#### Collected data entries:
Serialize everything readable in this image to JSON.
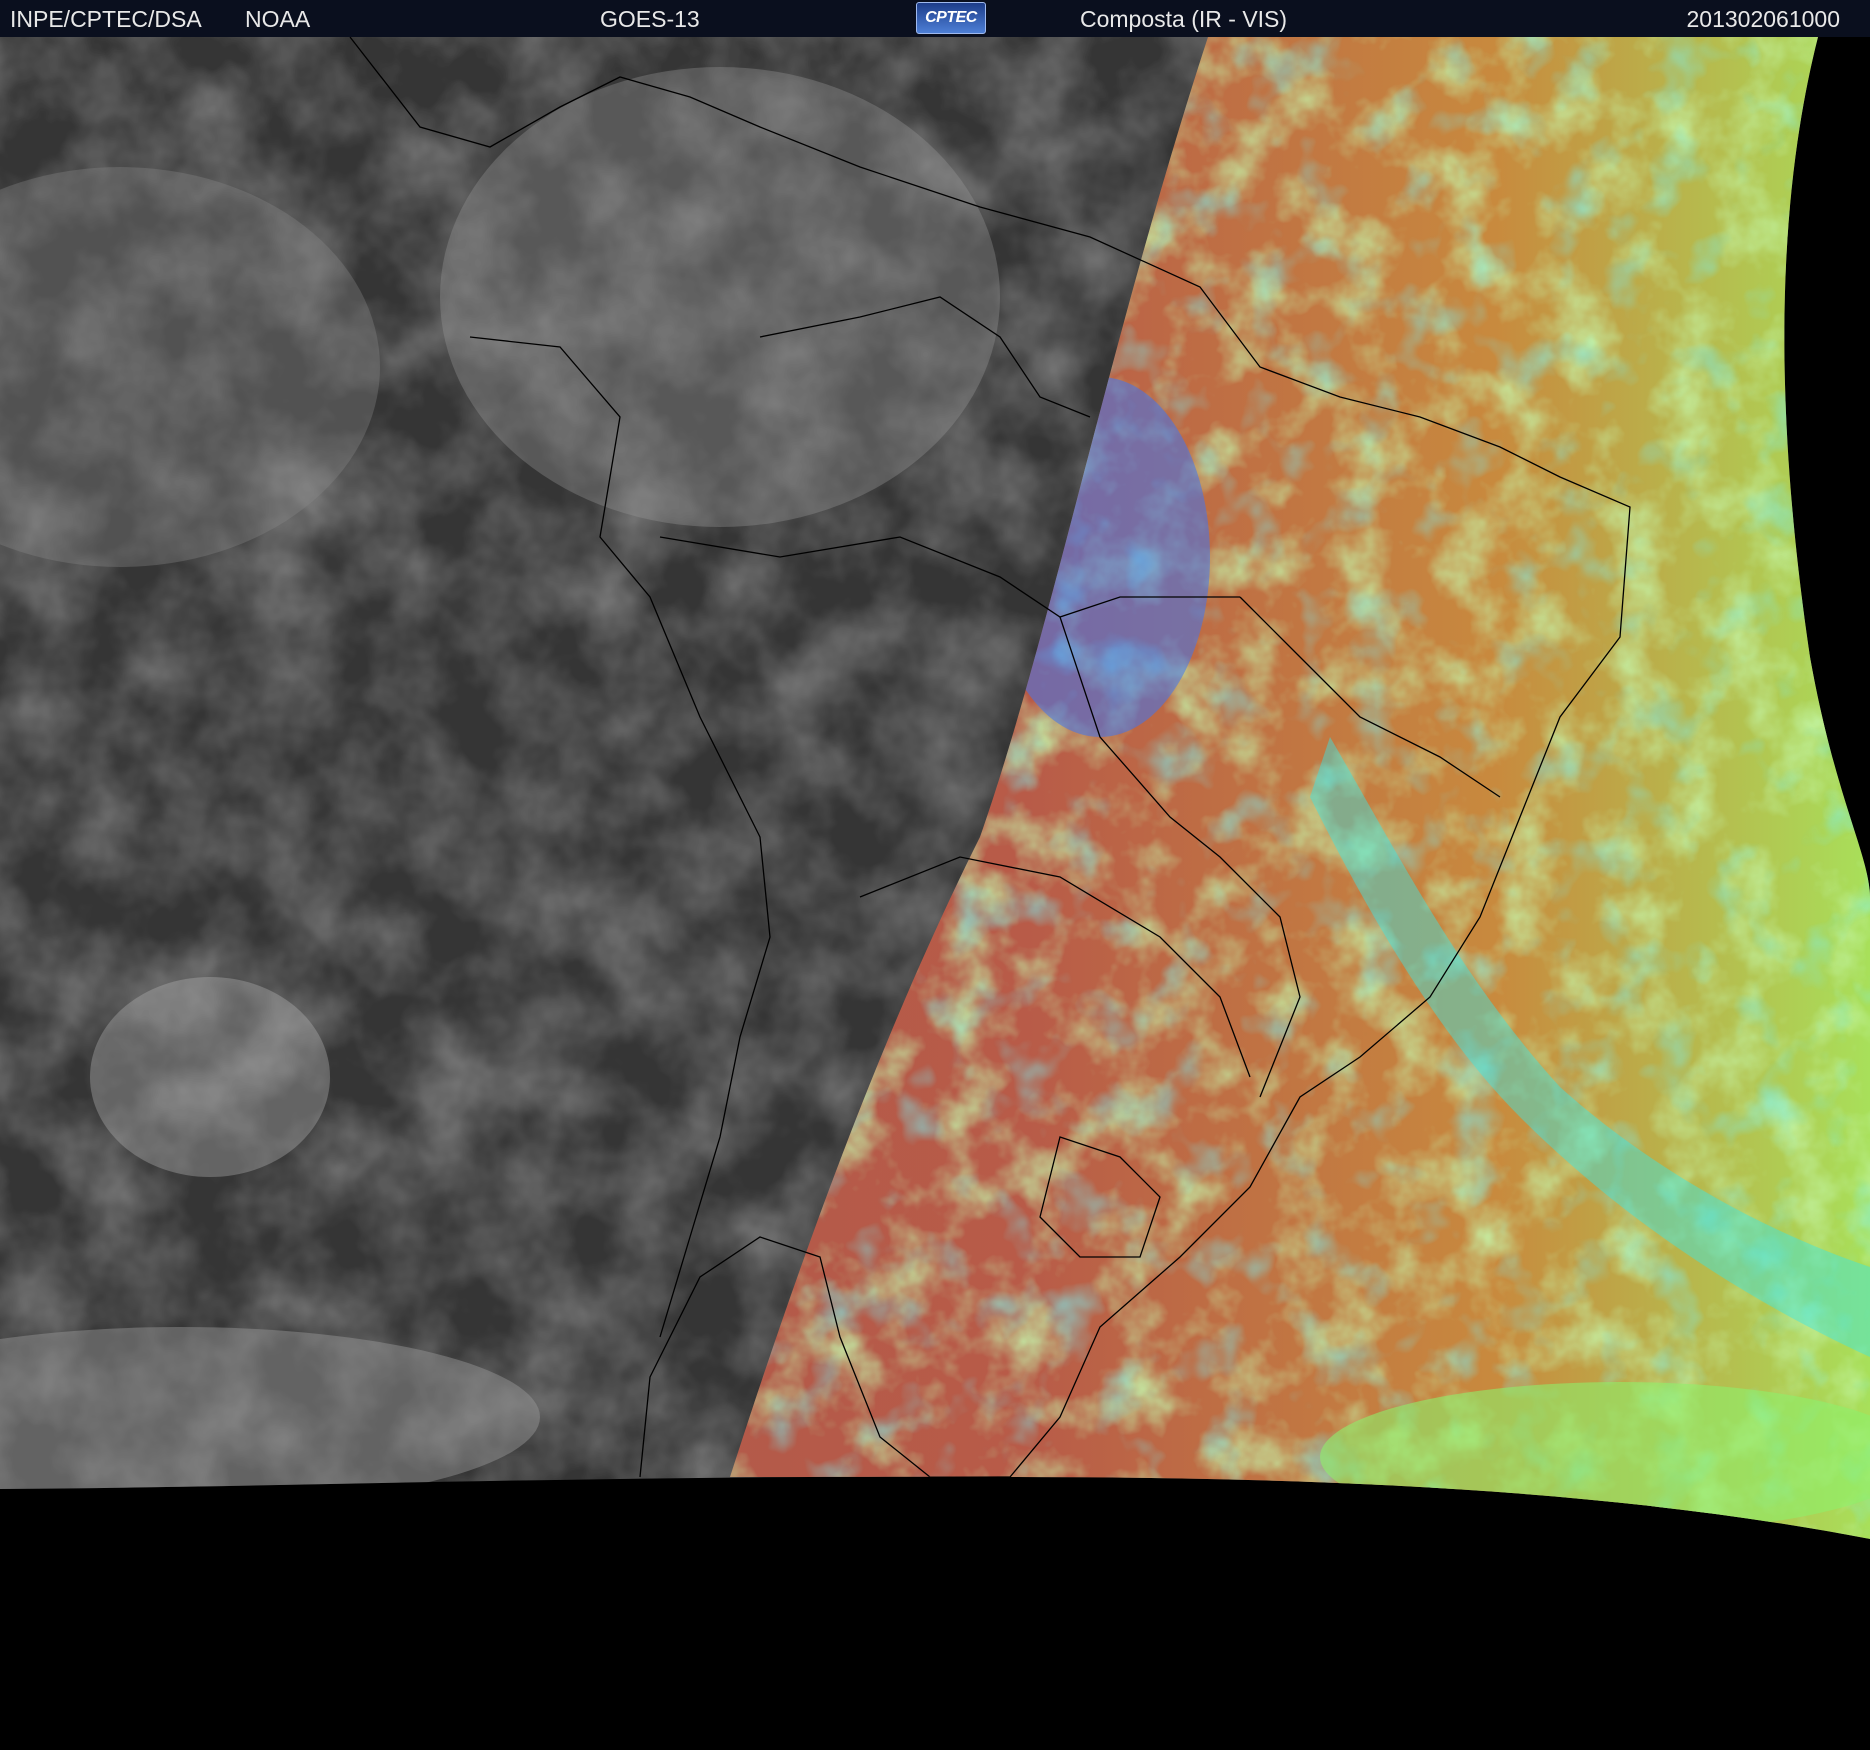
{
  "header": {
    "org": "INPE/CPTEC/DSA",
    "agency": "NOAA",
    "satellite": "GOES-13",
    "logo_text": "CPTEC",
    "product": "Composta (IR - VIS)",
    "timestamp": "201302061000"
  },
  "colors": {
    "header_bg": "#0a0f1e",
    "header_text": "#e8e8e8",
    "night_ir": "#3a3a3a",
    "day_vis_surface": "#b3554a",
    "day_vis_cloud_low": "#8ef06a",
    "day_vis_cloud_ice": "#37e6e6",
    "deep_convection": "#3f74f0",
    "borders": "#000000",
    "space": "#000000"
  }
}
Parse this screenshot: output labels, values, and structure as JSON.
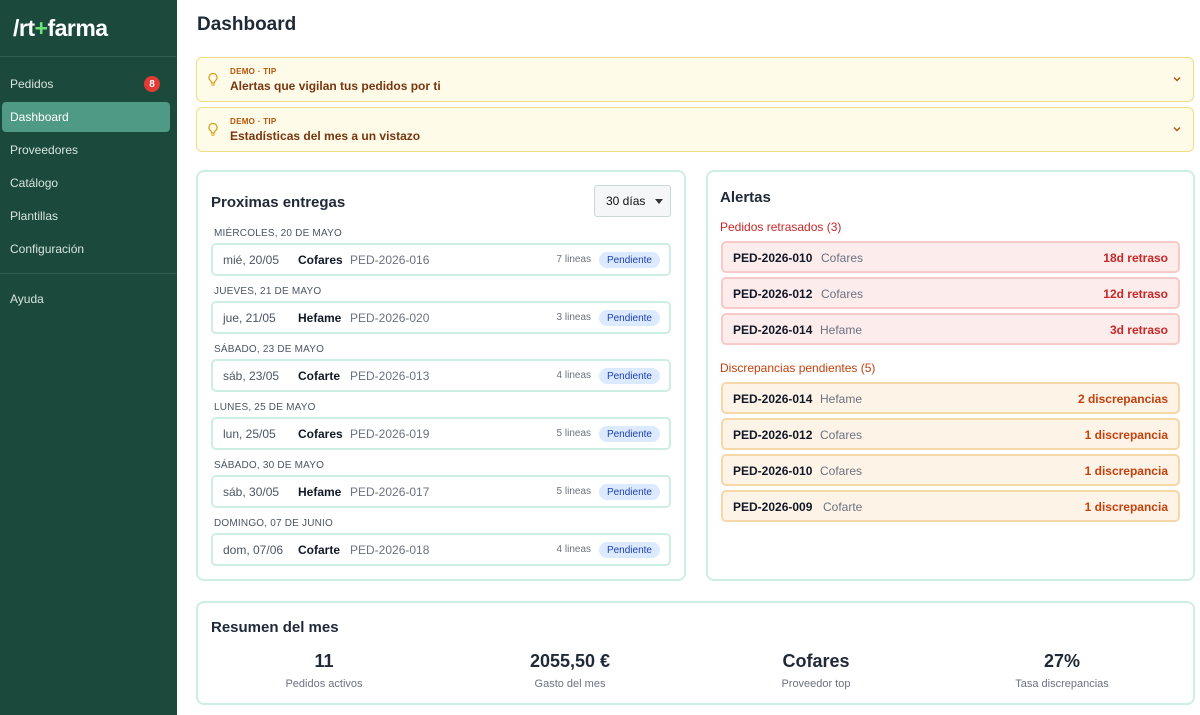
{
  "brand": {
    "prefix": "/rt",
    "plus": "+",
    "suffix": "farma"
  },
  "sidebar": {
    "items": [
      {
        "label": "Pedidos",
        "badge": "8"
      },
      {
        "label": "Dashboard"
      },
      {
        "label": "Proveedores"
      },
      {
        "label": "Catálogo"
      },
      {
        "label": "Plantillas"
      },
      {
        "label": "Configuración"
      }
    ],
    "help": "Ayuda"
  },
  "page": {
    "title": "Dashboard"
  },
  "tips": [
    {
      "tag": "DEMO · TIP",
      "text": "Alertas que vigilan tus pedidos por ti"
    },
    {
      "tag": "DEMO · TIP",
      "text": "Estadísticas del mes a un vistazo"
    }
  ],
  "entregas": {
    "title": "Proximas entregas",
    "range": "30 días",
    "groups": [
      {
        "day": "MIÉRCOLES, 20 DE MAYO",
        "date": "mié, 20/05",
        "provider": "Cofares",
        "order": "PED-2026-016",
        "lines": "7 lineas",
        "status": "Pendiente"
      },
      {
        "day": "JUEVES, 21 DE MAYO",
        "date": "jue, 21/05",
        "provider": "Hefame",
        "order": "PED-2026-020",
        "lines": "3 lineas",
        "status": "Pendiente"
      },
      {
        "day": "SÁBADO, 23 DE MAYO",
        "date": "sáb, 23/05",
        "provider": "Cofarte",
        "order": "PED-2026-013",
        "lines": "4 lineas",
        "status": "Pendiente"
      },
      {
        "day": "LUNES, 25 DE MAYO",
        "date": "lun, 25/05",
        "provider": "Cofares",
        "order": "PED-2026-019",
        "lines": "5 lineas",
        "status": "Pendiente"
      },
      {
        "day": "SÁBADO, 30 DE MAYO",
        "date": "sáb, 30/05",
        "provider": "Hefame",
        "order": "PED-2026-017",
        "lines": "5 lineas",
        "status": "Pendiente"
      },
      {
        "day": "DOMINGO, 07 DE JUNIO",
        "date": "dom, 07/06",
        "provider": "Cofarte",
        "order": "PED-2026-018",
        "lines": "4 lineas",
        "status": "Pendiente"
      }
    ]
  },
  "alertas": {
    "title": "Alertas",
    "retrasados_title": "Pedidos retrasados (3)",
    "retrasados": [
      {
        "order": "PED-2026-010",
        "provider": "Cofares",
        "value": "18d retraso"
      },
      {
        "order": "PED-2026-012",
        "provider": "Cofares",
        "value": "12d retraso"
      },
      {
        "order": "PED-2026-014",
        "provider": "Hefame",
        "value": "3d retraso"
      }
    ],
    "discrepancias_title": "Discrepancias pendientes (5)",
    "discrepancias": [
      {
        "order": "PED-2026-014",
        "provider": "Hefame",
        "value": "2 discrepancias"
      },
      {
        "order": "PED-2026-012",
        "provider": "Cofares",
        "value": "1 discrepancia"
      },
      {
        "order": "PED-2026-010",
        "provider": "Cofares",
        "value": "1 discrepancia"
      },
      {
        "order": "PED-2026-009",
        "provider": "Cofarte",
        "value": "1 discrepancia"
      }
    ]
  },
  "resumen": {
    "title": "Resumen del mes",
    "stats": [
      {
        "value": "11",
        "label": "Pedidos activos"
      },
      {
        "value": "2055,50 €",
        "label": "Gasto del mes"
      },
      {
        "value": "Cofares",
        "label": "Proveedor top"
      },
      {
        "value": "27%",
        "label": "Tasa discrepancias"
      }
    ]
  }
}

#### Short task:
Each entry above is to be written out again unchanged, apart from the pictures, which are left out.

#### Task response:
Serialize everything readable in this image to JSON.
{
  "header": {
    "org": "INPE/CPTEC/DSA",
    "agency": "NOAA",
    "satellite": "GOES-13",
    "logo_text": "CPTEC",
    "product": "Composta (IR - VIS)",
    "timestamp": "201302061000"
  },
  "colors": {
    "header_bg": "#0a0f1e",
    "header_text": "#e8e8e8",
    "night_ir": "#3a3a3a",
    "day_vis_surface": "#b3554a",
    "day_vis_cloud_low": "#8ef06a",
    "day_vis_cloud_ice": "#37e6e6",
    "deep_convection": "#3f74f0",
    "borders": "#000000",
    "space": "#000000"
  }
}
Parse this screenshot: output labels, values, and structure as JSON.
{
  "brand": {
    "prefix": "/rt",
    "plus": "+",
    "suffix": "farma"
  },
  "sidebar": {
    "items": [
      {
        "label": "Pedidos",
        "badge": "8"
      },
      {
        "label": "Dashboard"
      },
      {
        "label": "Proveedores"
      },
      {
        "label": "Catálogo"
      },
      {
        "label": "Plantillas"
      },
      {
        "label": "Configuración"
      }
    ],
    "help": "Ayuda"
  },
  "page": {
    "title": "Dashboard"
  },
  "tips": [
    {
      "tag": "DEMO · TIP",
      "text": "Alertas que vigilan tus pedidos por ti"
    },
    {
      "tag": "DEMO · TIP",
      "text": "Estadísticas del mes a un vistazo"
    }
  ],
  "entregas": {
    "title": "Proximas entregas",
    "range": "30 días",
    "groups": [
      {
        "day": "MIÉRCOLES, 20 DE MAYO",
        "date": "mié, 20/05",
        "provider": "Cofares",
        "order": "PED-2026-016",
        "lines": "7 lineas",
        "status": "Pendiente"
      },
      {
        "day": "JUEVES, 21 DE MAYO",
        "date": "jue, 21/05",
        "provider": "Hefame",
        "order": "PED-2026-020",
        "lines": "3 lineas",
        "status": "Pendiente"
      },
      {
        "day": "SÁBADO, 23 DE MAYO",
        "date": "sáb, 23/05",
        "provider": "Cofarte",
        "order": "PED-2026-013",
        "lines": "4 lineas",
        "status": "Pendiente"
      },
      {
        "day": "LUNES, 25 DE MAYO",
        "date": "lun, 25/05",
        "provider": "Cofares",
        "order": "PED-2026-019",
        "lines": "5 lineas",
        "status": "Pendiente"
      },
      {
        "day": "SÁBADO, 30 DE MAYO",
        "date": "sáb, 30/05",
        "provider": "Hefame",
        "order": "PED-2026-017",
        "lines": "5 lineas",
        "status": "Pendiente"
      },
      {
        "day": "DOMINGO, 07 DE JUNIO",
        "date": "dom, 07/06",
        "provider": "Cofarte",
        "order": "PED-2026-018",
        "lines": "4 lineas",
        "status": "Pendiente"
      }
    ]
  },
  "alertas": {
    "title": "Alertas",
    "retrasados_title": "Pedidos retrasados (3)",
    "retrasados": [
      {
        "order": "PED-2026-010",
        "provider": "Cofares",
        "value": "18d retraso"
      },
      {
        "order": "PED-2026-012",
        "provider": "Cofares",
        "value": "12d retraso"
      },
      {
        "order": "PED-2026-014",
        "provider": "Hefame",
        "value": "3d retraso"
      }
    ],
    "discrepancias_title": "Discrepancias pendientes (5)",
    "discrepancias": [
      {
        "order": "PED-2026-014",
        "provider": "Hefame",
        "value": "2 discrepancias"
      },
      {
        "order": "PED-2026-012",
        "provider": "Cofares",
        "value": "1 discrepancia"
      },
      {
        "order": "PED-2026-010",
        "provider": "Cofares",
        "value": "1 discrepancia"
      },
      {
        "order": "PED-2026-009",
        "provider": "Cofarte",
        "value": "1 discrepancia"
      }
    ]
  },
  "resumen": {
    "title": "Resumen del mes",
    "stats": [
      {
        "value": "11",
        "label": "Pedidos activos"
      },
      {
        "value": "2055,50 €",
        "label": "Gasto del mes"
      },
      {
        "value": "Cofares",
        "label": "Proveedor top"
      },
      {
        "value": "27%",
        "label": "Tasa discrepancias"
      }
    ]
  }
}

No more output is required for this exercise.